* **TASK TO COMPLETE**:
Keep only the lines that hold the string "lessons", filtering out the rest of the entries below.

* **INFORMATION PROVIDED**:
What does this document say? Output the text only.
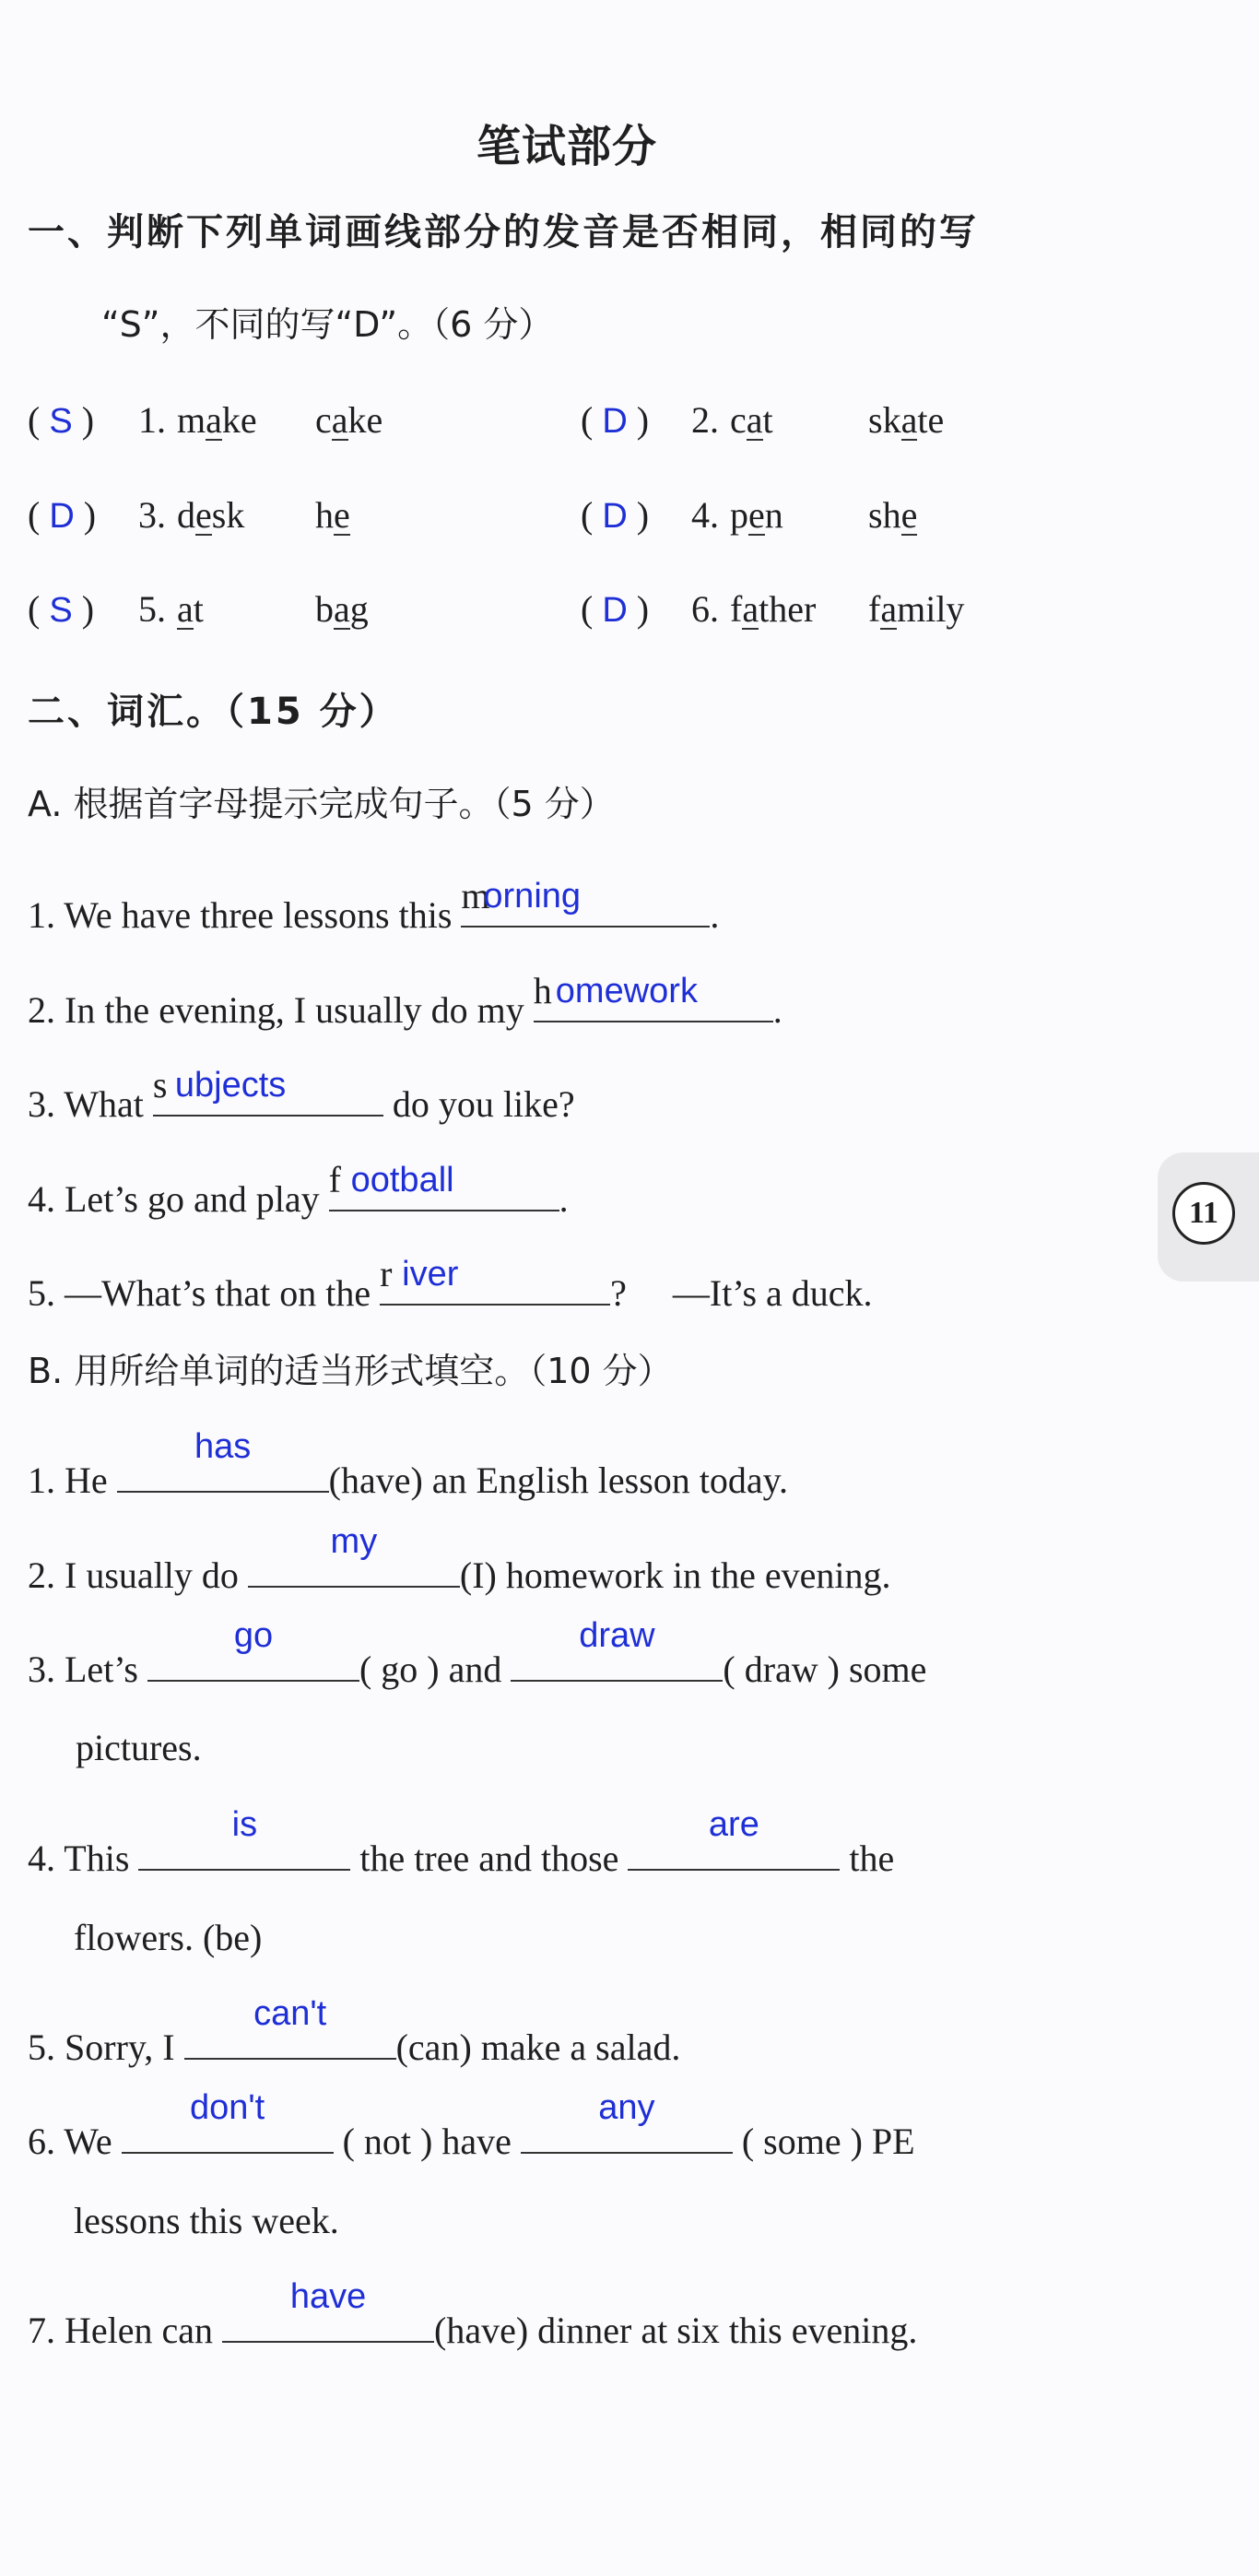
笔试部分
一、判断下列单词画线部分的发音是否相同，相同的写
“S”，不同的写“D”。（6 分）
( S ) 1. make cake	( D ) 2. cat	skate
( D ) 3. desk he	( D ) 4. pen she
( S ) 5. at	bag	( D ) 6. father family
二、词汇。（15 分）
A. 根据首字母提示完成句子。（5 分）
1. We have three lessons this m
orning	.
2. In the evening, I usually do my h omework	.
3. What s ubjects	do you like?
4. Let’s go and play f ootball	.
5. —What’s that on the r iver	?　 —It’s a duck.
B. 用所给单词的适当形式填空。（10 分）
1. He
has
(have) an English lesson today.
2. I usually do
my
(I) homework in the evening.
3. Let’s
go
( go ) and
draw
( draw ) some
pictures.
4. This
is
the tree and those
are
the
flowers. (be)
5. Sorry, I
can't
(can) make a salad.
6. We
don't
( not ) have
any
( some ) PE
lessons this week.
7. Helen can
have
(have) dinner at six this evening.
11
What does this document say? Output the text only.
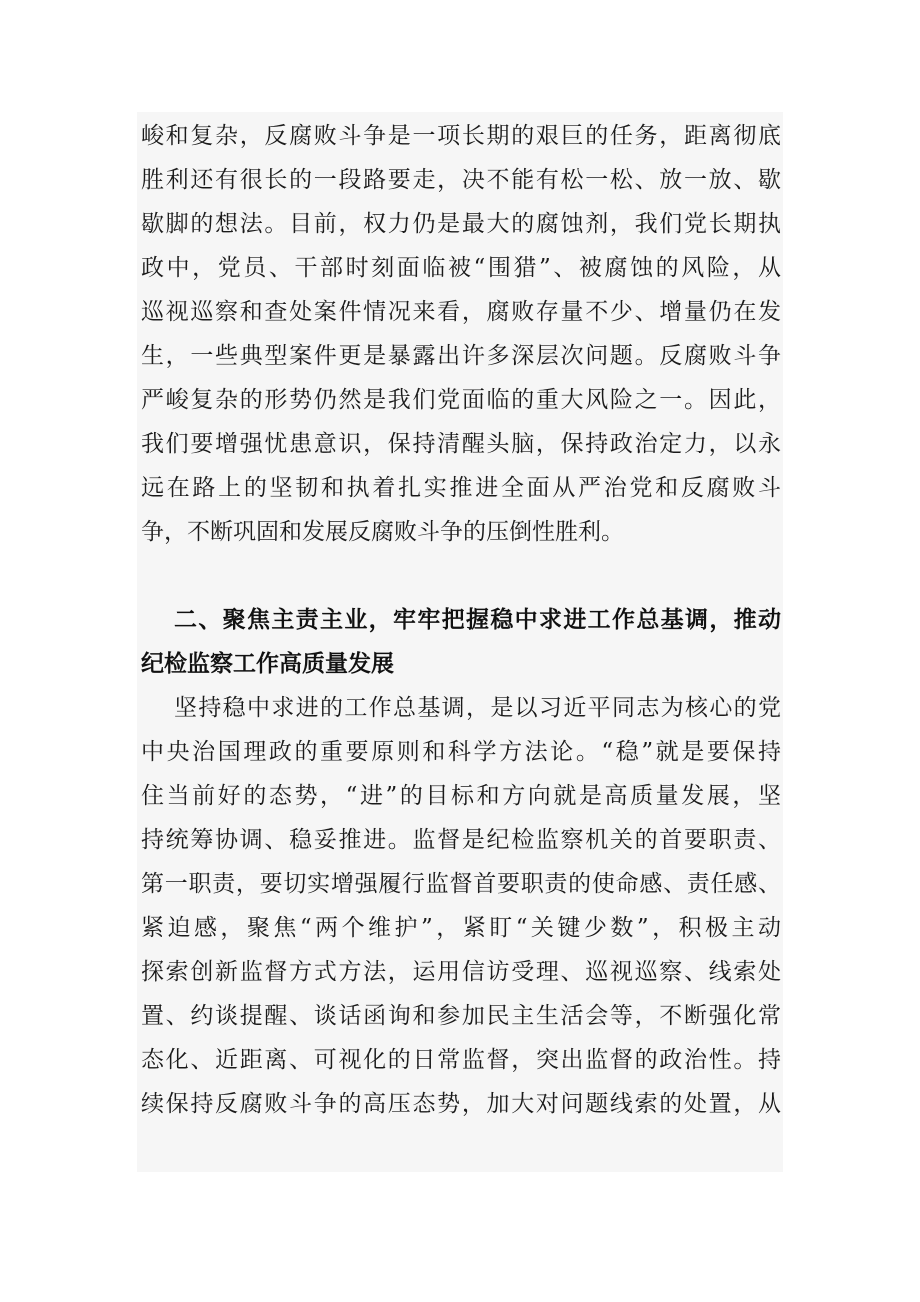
峻和复杂，反腐败斗争是一项长期的艰巨的任务，距离彻底
胜利还有很长的一段路要走，决不能有松一松、放一放、歇
歇脚的想法。目前，权力仍是最大的腐蚀剂，我们党长期执
政中，党员、干部时刻面临被“围猎”、被腐蚀的风险，从
巡视巡察和查处案件情况来看，腐败存量不少、增量仍在发
生，一些典型案件更是暴露出许多深层次问题。反腐败斗争
严峻复杂的形势仍然是我们党面临的重大风险之一。因此，
我们要增强忧患意识，保持清醒头脑，保持政治定力，以永
远在路上的坚韧和执着扎实推进全面从严治党和反腐败斗
争，不断巩固和发展反腐败斗争的压倒性胜利。
二、聚焦主责主业，牢牢把握稳中求进工作总基调，推动
纪检监察工作高质量发展
坚持稳中求进的工作总基调，是以习近平同志为核心的党
中央治国理政的重要原则和科学方法论。“稳”就是要保持
住当前好的态势，“进”的目标和方向就是高质量发展，坚
持统筹协调、稳妥推进。监督是纪检监察机关的首要职责、
第一职责，要切实增强履行监督首要职责的使命感、责任感、
紧迫感，聚焦“两个维护”，紧盯“关键少数”，积极主动
探索创新监督方式方法，运用信访受理、巡视巡察、线索处
置、约谈提醒、谈话函询和参加民主生活会等，不断强化常
态化、近距离、可视化的日常监督，突出监督的政治性。持
续保持反腐败斗争的高压态势，加大对问题线索的处置，从
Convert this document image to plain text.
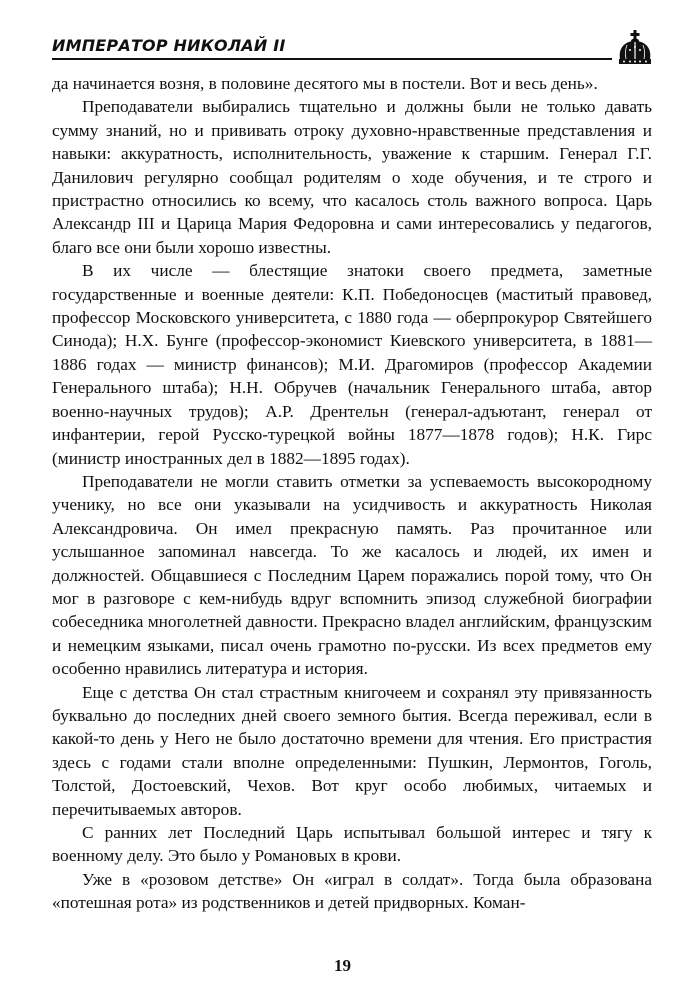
ИМПЕРАТОР НИКОЛАЙ II

да начинается возня, в половине десятого мы в постели. Вот и весь день».

Преподаватели выбирались тщательно и должны были не только давать сумму знаний, но и прививать отроку духовно-нравственные представления и навыки: аккуратность, исполнительность, уважение к старшим. Генерал Г.Г. Данилович регулярно сообщал родителям о ходе обучения, и те строго и пристрастно относились ко всему, что касалось столь важного вопроса. Царь Александр III и Царица Мария Федоровна и сами интересовались у педагогов, благо все они были хорошо известны.

В их числе — блестящие знатоки своего предмета, заметные государственные и военные деятели: К.П. Победоносцев (маститый правовед, профессор Московского университета, с 1880 года — оберпрокурор Святейшего Синода); Н.Х. Бунге (профессор-экономист Киевского университета, в 1881—1886 годах — министр финансов); М.И. Драгомиров (профессор Академии Генерального штаба); Н.Н. Обручев (начальник Генерального штаба, автор военно-научных трудов); А.Р. Дрентельн (генерал-адъютант, генерал от инфантерии, герой Русско-турецкой войны 1877—1878 годов); Н.К. Гирс (министр иностранных дел в 1882—1895 годах).

Преподаватели не могли ставить отметки за успеваемость высокородному ученику, но все они указывали на усидчивость и аккуратность Николая Александровича. Он имел прекрасную память. Раз прочитанное или услышанное запоминал навсегда. То же касалось и людей, их имен и должностей. Общавшиеся с Последним Царем поражались порой тому, что Он мог в разговоре с кем-нибудь вдруг вспомнить эпизод служебной биографии собеседника многолетней давности. Прекрасно владел английским, французским и немецким языками, писал очень грамотно по-русски. Из всех предметов ему особенно нравились литература и история.

Еще с детства Он стал страстным книгочеем и сохранял эту привязанность буквально до последних дней своего земного бытия. Всегда переживал, если в какой-то день у Него не было достаточно времени для чтения. Его пристрастия здесь с годами стали вполне определенными: Пушкин, Лермонтов, Гоголь, Толстой, Достоевский, Чехов. Вот круг особо любимых, читаемых и перечитываемых авторов.

С ранних лет Последний Царь испытывал большой интерес и тягу к военному делу. Это было у Романовых в крови.

Уже в «розовом детстве» Он «играл в солдат». Тогда была образована «потешная рота» из родственников и детей придворных. Коман-

19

* **TASK ANSWER**:
1. We have three lessons this m
lessons this week.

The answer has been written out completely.